> Task to complete: Find every line in the rows that contains the word "Outdoor" and copy each one as it appears.

> Stored rows:
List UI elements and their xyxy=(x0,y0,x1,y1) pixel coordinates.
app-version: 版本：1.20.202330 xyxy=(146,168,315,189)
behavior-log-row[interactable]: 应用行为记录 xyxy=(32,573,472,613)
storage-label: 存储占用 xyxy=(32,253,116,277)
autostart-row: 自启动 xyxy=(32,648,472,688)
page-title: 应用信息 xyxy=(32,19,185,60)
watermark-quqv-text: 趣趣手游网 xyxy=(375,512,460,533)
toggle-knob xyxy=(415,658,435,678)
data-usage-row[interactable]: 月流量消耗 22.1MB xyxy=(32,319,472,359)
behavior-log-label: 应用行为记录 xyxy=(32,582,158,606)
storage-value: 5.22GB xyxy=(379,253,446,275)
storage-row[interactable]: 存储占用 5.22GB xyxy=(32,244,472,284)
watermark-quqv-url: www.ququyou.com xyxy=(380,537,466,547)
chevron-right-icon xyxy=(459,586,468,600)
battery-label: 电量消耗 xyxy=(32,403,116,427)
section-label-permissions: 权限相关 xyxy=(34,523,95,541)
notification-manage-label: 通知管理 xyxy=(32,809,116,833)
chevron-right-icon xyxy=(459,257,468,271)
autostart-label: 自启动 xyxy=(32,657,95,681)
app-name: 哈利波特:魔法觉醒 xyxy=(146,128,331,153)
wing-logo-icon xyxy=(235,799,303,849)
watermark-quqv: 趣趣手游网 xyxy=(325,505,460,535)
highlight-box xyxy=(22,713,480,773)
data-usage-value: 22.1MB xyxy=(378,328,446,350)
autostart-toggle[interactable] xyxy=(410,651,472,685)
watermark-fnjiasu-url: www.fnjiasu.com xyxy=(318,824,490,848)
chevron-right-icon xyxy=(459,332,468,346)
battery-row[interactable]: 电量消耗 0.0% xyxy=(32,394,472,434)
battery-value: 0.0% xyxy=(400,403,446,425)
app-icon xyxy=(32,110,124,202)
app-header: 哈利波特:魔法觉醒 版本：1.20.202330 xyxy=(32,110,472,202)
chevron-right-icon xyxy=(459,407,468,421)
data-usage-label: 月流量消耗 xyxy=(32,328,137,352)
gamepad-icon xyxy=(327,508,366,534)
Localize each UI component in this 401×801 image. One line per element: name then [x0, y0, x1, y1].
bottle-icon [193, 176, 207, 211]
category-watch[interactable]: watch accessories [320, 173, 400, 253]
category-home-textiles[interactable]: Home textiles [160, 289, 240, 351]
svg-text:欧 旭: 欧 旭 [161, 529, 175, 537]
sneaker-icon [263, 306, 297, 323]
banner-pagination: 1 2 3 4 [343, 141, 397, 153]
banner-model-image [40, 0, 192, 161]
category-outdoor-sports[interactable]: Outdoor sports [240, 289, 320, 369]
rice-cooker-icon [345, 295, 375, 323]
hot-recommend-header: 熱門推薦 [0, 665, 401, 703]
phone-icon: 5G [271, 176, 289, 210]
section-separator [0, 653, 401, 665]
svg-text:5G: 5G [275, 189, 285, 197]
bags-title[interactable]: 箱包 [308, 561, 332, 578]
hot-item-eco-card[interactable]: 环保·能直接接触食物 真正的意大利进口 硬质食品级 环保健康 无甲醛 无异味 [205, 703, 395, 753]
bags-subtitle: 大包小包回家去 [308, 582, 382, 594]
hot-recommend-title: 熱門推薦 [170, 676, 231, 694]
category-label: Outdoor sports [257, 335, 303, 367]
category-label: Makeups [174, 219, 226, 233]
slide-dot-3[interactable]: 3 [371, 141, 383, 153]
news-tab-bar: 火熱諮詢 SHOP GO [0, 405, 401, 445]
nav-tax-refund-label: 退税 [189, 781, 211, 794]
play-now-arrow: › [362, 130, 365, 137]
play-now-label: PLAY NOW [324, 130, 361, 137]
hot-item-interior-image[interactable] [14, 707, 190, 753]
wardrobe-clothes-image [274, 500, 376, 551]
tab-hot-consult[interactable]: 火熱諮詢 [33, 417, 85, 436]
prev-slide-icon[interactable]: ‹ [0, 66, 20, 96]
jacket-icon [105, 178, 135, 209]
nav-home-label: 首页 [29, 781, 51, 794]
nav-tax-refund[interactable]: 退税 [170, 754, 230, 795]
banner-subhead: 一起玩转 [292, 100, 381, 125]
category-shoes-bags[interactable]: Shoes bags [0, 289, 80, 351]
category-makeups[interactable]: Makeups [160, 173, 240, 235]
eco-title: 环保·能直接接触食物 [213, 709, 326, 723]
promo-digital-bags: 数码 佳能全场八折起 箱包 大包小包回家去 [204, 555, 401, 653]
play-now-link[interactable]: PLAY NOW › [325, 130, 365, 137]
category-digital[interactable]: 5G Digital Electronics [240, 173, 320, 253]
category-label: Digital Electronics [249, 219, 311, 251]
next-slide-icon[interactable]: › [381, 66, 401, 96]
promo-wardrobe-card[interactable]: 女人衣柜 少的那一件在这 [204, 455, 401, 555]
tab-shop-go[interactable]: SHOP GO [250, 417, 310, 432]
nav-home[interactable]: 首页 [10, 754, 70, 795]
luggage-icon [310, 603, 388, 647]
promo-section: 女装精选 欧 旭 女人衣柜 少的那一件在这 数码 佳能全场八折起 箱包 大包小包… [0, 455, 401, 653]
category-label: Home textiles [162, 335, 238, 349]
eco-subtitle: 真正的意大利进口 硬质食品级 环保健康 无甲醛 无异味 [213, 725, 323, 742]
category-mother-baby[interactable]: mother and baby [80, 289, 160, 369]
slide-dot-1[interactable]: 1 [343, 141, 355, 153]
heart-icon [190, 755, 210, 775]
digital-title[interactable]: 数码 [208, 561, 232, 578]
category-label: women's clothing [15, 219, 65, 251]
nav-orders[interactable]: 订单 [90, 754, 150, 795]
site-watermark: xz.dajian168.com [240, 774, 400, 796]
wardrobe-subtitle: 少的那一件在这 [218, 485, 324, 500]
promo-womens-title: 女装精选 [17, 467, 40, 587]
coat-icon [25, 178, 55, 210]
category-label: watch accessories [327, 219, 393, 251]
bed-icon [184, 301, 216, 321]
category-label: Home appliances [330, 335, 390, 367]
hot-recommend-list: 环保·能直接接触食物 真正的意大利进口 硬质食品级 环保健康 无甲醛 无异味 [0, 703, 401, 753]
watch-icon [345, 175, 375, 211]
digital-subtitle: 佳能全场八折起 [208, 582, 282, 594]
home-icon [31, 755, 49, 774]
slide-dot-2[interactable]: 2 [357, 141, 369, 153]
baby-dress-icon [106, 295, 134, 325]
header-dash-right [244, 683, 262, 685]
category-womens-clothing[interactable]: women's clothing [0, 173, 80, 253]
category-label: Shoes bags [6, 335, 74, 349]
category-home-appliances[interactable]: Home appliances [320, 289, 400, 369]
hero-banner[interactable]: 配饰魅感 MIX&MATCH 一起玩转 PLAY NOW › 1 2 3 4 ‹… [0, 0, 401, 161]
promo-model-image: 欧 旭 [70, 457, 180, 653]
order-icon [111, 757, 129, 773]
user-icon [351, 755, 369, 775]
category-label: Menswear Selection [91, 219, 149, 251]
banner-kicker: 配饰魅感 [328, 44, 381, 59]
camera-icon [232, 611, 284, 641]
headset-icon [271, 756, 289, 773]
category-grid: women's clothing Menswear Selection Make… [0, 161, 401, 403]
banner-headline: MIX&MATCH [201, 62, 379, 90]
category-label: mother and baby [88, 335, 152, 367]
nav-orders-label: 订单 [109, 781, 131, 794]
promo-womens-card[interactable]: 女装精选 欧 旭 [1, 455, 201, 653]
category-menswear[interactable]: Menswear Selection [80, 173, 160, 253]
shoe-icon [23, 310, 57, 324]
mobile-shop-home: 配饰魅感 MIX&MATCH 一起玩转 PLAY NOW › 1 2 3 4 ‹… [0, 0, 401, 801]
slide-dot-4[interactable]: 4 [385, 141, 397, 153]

> Task solution:
category-outdoor-sports[interactable]: Outdoor sports [240, 289, 320, 369]
category-label: Outdoor sports [257, 335, 303, 367]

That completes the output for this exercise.